| DATA ENTRIES |
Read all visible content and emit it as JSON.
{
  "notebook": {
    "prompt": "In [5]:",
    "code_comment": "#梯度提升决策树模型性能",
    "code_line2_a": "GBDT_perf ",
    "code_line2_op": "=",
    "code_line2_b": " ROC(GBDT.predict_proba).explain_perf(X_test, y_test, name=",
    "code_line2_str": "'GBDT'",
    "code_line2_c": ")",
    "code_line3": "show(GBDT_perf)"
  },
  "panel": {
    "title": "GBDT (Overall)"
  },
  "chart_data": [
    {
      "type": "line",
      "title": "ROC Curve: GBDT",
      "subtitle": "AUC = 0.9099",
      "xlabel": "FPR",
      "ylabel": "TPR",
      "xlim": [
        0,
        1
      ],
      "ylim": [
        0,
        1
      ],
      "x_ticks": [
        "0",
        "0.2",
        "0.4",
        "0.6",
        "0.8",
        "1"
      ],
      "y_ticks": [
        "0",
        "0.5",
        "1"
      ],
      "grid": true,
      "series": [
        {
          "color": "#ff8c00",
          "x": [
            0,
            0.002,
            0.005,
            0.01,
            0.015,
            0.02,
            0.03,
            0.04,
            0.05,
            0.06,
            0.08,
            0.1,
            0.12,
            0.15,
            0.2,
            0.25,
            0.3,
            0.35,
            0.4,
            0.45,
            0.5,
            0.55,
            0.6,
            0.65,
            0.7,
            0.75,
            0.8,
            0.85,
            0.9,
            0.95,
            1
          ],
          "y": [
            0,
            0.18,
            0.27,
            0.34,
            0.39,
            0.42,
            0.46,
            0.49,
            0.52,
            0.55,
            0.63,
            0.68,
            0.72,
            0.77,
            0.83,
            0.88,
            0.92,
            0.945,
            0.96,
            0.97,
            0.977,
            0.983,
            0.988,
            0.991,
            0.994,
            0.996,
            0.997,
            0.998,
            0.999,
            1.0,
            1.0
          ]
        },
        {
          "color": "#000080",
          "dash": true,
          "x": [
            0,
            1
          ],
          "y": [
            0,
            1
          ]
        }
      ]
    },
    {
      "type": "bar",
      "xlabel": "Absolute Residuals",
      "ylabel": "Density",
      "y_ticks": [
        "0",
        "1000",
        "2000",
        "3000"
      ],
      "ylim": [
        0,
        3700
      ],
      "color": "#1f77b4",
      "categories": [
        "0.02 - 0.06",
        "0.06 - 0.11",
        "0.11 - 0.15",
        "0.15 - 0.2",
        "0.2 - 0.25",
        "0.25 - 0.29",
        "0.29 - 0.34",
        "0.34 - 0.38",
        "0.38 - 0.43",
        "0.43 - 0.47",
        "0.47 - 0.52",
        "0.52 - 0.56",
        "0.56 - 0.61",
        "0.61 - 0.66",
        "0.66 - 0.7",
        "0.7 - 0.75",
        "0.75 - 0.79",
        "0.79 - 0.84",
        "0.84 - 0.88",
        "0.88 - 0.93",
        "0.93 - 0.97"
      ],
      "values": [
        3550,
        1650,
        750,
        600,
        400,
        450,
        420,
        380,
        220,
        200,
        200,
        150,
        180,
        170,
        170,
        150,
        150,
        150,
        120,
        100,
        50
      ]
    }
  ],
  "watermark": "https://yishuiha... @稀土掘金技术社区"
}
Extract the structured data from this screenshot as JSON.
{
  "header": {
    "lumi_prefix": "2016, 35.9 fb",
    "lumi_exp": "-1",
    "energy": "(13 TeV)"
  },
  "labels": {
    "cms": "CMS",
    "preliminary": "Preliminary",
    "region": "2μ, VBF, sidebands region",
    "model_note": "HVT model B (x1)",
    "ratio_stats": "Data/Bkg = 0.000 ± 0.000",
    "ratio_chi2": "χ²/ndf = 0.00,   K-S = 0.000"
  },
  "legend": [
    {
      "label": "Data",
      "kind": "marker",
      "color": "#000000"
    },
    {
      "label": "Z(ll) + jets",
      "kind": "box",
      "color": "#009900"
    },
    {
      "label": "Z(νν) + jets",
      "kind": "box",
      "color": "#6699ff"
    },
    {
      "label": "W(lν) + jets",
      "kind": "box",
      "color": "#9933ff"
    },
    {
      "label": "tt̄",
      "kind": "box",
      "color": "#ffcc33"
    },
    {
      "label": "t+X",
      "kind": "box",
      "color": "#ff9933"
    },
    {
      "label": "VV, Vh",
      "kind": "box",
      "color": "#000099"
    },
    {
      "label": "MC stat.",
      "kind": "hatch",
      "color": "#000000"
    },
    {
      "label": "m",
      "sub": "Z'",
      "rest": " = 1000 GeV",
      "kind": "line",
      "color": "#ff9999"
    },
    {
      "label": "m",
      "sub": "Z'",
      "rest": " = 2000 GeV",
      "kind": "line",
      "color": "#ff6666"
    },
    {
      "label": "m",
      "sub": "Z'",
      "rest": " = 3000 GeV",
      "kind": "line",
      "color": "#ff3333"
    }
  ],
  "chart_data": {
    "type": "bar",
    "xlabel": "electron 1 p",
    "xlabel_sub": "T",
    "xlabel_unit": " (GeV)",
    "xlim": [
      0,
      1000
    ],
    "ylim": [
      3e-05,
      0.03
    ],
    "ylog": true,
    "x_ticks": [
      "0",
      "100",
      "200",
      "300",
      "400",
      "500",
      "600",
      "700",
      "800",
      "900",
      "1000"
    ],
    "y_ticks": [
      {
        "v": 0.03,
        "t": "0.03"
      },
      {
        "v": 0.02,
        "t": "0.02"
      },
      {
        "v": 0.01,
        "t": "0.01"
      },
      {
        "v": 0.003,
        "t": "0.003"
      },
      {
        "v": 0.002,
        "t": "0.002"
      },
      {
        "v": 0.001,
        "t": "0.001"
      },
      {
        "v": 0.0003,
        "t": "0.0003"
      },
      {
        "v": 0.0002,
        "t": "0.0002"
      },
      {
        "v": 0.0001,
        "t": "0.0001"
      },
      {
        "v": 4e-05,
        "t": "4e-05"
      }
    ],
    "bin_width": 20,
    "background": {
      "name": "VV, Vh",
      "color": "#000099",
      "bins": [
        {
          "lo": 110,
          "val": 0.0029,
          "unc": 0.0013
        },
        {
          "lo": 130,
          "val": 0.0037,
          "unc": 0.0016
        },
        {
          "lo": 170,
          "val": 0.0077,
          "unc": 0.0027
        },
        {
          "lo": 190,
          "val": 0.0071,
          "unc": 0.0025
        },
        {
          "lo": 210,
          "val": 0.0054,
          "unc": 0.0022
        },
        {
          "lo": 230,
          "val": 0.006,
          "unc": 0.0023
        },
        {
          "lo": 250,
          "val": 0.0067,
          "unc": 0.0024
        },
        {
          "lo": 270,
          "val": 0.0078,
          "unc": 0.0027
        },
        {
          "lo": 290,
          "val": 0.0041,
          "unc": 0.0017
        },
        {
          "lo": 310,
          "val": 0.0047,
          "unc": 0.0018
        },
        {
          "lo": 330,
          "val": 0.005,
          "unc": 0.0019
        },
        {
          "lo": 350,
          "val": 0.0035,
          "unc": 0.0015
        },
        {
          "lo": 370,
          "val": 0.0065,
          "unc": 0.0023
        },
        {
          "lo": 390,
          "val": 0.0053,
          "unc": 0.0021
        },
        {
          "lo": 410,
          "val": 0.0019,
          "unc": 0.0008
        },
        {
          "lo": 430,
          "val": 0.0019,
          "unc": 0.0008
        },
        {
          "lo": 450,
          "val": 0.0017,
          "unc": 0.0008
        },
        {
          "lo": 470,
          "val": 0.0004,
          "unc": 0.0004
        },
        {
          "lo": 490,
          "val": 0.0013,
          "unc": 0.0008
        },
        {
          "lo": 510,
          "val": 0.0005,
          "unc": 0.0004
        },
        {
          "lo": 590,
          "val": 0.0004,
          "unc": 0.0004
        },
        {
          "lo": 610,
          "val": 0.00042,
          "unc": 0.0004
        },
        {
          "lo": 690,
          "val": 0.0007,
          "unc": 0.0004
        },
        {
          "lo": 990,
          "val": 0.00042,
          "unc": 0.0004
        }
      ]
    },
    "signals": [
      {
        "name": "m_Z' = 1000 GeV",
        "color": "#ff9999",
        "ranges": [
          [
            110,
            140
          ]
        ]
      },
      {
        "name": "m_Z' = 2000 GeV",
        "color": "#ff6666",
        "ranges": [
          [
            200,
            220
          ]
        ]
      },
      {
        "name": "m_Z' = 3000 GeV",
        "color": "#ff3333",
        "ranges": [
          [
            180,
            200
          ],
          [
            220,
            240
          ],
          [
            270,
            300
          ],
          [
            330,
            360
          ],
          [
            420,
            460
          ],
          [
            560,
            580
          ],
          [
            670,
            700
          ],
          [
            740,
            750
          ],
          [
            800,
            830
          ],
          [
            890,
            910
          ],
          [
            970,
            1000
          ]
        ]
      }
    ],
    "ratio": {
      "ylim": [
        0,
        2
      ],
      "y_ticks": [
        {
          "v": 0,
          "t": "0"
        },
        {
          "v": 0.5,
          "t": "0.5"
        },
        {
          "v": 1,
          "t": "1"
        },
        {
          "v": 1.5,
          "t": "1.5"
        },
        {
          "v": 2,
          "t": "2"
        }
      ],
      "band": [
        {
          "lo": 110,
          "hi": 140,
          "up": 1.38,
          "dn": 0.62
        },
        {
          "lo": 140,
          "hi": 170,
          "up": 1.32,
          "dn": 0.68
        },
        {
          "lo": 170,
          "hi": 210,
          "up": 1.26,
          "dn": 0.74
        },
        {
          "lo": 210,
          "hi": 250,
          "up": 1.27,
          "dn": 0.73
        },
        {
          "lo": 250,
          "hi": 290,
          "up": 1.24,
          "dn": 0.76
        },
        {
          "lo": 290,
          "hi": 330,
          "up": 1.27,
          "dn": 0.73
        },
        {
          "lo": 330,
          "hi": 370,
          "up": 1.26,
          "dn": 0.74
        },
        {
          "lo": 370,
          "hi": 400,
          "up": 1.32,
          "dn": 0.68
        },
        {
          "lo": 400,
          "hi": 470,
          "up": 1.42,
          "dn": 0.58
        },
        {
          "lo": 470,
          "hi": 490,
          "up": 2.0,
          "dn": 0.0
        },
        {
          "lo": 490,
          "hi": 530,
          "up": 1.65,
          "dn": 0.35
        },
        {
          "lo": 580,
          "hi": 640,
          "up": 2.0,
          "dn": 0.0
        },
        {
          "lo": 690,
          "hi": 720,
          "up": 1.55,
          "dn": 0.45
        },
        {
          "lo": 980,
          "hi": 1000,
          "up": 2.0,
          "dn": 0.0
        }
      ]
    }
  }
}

| SHORT PROBLEM |
Filter the data, keeping only the lines that contain "name".

| TASK OUTPUT |
    "code_line2_b": " ROC(GBDT.predict_proba).explain_perf(X_test, y_test, name=",
      "name": "VV, Vh",
        "name": "m_Z' = 1000 GeV",
        "name": "m_Z' = 2000 GeV",
        "name": "m_Z' = 3000 GeV",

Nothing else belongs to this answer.